■ Required work:
Please count the lines below that contain the word "xlabel", and reply with that number alone.

■ Data listing:
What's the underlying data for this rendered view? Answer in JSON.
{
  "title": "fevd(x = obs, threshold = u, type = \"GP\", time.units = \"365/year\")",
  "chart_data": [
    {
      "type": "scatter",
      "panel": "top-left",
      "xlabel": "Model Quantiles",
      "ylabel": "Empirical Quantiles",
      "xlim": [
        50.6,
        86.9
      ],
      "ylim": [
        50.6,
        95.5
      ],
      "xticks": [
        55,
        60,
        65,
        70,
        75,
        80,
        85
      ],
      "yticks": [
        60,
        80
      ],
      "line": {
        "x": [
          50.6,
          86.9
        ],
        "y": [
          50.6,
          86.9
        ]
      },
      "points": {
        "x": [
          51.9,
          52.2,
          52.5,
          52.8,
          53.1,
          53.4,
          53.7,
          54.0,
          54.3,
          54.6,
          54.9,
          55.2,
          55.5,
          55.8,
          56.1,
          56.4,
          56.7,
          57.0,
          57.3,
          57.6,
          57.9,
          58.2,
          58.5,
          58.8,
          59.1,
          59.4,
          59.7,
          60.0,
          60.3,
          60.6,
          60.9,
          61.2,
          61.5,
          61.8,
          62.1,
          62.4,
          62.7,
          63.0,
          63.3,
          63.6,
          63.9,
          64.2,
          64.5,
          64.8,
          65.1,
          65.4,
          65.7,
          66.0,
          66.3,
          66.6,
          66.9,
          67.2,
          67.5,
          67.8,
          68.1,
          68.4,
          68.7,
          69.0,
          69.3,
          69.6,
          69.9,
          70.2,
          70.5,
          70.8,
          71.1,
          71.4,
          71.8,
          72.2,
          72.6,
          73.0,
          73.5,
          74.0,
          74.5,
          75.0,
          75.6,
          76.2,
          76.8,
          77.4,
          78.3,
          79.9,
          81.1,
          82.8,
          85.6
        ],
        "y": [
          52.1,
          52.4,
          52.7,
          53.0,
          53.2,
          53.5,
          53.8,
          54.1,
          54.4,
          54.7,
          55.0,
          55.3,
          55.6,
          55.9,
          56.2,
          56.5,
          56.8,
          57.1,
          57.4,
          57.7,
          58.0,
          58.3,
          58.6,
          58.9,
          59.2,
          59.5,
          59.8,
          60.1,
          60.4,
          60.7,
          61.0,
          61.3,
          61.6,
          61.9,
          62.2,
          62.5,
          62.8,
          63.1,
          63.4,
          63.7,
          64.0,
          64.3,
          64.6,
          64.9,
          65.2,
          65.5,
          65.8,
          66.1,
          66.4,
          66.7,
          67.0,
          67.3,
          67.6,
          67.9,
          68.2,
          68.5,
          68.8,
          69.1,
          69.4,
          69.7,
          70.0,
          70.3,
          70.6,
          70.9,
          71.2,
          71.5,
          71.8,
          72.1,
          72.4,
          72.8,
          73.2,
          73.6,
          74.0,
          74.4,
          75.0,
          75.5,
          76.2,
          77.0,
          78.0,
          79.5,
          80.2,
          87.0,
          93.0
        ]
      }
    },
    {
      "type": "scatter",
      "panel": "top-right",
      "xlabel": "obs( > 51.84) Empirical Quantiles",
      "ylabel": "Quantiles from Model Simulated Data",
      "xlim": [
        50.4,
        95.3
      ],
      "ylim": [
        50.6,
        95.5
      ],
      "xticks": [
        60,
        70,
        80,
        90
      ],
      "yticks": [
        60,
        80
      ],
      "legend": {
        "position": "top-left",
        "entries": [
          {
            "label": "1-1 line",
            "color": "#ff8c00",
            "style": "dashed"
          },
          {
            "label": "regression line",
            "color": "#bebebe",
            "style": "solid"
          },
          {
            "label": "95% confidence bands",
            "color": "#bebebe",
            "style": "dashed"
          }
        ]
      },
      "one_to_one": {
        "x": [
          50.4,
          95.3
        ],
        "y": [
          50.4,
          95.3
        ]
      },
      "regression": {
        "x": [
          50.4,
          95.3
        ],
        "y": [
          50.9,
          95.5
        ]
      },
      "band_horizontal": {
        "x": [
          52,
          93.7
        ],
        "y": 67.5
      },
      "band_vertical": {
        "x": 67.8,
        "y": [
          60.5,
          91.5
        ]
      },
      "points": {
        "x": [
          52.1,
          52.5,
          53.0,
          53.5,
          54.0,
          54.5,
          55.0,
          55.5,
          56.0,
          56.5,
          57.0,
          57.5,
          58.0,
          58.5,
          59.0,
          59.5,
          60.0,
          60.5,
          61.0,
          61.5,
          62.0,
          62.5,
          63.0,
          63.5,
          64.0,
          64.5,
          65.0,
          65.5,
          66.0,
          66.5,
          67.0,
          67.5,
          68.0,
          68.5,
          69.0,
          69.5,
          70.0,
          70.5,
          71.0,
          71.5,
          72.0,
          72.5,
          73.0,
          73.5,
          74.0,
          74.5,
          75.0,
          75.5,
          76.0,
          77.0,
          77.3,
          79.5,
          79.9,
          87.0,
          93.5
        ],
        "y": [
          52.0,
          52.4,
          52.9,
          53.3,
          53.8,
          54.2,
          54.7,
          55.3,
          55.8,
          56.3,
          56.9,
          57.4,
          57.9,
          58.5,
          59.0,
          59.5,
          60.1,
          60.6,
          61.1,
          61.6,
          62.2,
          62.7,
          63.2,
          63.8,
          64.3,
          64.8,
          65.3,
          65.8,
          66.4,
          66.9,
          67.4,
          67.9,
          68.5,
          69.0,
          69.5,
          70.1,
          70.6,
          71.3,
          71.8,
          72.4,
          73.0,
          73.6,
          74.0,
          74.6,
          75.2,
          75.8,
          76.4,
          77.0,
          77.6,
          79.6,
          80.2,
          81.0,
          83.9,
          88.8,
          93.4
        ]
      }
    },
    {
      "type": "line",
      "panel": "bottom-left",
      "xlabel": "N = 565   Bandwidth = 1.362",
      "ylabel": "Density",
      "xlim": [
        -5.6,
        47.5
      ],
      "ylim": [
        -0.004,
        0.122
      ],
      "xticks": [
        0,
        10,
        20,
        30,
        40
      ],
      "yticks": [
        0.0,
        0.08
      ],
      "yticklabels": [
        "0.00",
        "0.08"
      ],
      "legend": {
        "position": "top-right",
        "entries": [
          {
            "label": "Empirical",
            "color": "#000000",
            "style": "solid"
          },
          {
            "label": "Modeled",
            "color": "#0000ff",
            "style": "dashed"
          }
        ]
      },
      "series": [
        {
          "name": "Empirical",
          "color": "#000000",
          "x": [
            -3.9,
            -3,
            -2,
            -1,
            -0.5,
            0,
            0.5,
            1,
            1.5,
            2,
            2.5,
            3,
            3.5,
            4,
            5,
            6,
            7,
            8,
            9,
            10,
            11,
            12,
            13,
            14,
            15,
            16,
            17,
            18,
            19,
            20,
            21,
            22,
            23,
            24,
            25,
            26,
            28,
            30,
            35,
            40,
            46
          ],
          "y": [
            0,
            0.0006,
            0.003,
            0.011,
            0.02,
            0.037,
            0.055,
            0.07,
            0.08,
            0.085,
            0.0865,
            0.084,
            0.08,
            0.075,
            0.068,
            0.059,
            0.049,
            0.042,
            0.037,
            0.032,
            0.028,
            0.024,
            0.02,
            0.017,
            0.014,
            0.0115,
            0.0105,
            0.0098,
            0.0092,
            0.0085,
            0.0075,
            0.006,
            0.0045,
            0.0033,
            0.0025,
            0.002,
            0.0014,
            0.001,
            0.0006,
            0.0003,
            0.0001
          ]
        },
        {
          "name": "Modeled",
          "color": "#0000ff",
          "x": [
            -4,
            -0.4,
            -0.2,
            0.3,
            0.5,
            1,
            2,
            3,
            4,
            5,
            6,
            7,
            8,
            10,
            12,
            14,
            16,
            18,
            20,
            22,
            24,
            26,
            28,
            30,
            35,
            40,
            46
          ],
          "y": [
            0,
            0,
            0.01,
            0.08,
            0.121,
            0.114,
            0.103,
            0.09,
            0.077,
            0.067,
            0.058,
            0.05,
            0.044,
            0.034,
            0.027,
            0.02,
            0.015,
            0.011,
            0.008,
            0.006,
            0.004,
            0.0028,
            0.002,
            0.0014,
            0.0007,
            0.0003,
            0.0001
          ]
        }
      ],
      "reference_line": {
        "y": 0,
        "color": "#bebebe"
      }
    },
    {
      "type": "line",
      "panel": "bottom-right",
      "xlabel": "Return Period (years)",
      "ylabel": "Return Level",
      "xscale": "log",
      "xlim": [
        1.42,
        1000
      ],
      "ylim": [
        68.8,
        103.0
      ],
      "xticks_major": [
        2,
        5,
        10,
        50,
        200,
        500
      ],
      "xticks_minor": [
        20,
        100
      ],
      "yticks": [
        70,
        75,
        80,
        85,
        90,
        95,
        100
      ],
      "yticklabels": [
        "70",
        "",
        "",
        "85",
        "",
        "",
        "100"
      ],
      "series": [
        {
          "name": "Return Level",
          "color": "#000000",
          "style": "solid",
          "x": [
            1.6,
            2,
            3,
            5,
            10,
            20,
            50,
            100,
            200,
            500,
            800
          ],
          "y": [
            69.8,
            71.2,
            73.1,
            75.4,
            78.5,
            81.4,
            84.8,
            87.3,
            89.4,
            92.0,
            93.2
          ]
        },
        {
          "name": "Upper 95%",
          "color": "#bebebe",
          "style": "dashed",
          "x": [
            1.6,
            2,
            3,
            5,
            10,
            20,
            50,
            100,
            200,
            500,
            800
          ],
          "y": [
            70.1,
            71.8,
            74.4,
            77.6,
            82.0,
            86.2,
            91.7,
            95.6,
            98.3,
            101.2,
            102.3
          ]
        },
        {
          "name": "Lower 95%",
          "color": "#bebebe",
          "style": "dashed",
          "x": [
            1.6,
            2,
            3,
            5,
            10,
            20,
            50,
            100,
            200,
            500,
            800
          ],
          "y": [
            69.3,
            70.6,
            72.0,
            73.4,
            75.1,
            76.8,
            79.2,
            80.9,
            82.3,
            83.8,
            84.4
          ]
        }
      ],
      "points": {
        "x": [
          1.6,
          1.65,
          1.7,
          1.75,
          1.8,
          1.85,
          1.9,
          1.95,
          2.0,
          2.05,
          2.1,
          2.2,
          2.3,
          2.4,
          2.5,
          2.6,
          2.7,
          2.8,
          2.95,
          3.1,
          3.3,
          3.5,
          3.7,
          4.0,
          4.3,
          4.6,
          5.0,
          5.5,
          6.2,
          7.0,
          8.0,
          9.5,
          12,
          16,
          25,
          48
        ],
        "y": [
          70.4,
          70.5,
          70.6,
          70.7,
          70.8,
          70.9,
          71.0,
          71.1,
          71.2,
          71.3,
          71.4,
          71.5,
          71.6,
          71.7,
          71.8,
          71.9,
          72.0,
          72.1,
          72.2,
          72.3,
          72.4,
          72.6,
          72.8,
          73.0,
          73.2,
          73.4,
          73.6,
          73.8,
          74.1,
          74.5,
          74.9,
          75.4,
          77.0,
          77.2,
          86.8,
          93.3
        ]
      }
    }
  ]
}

■ Solution below:
4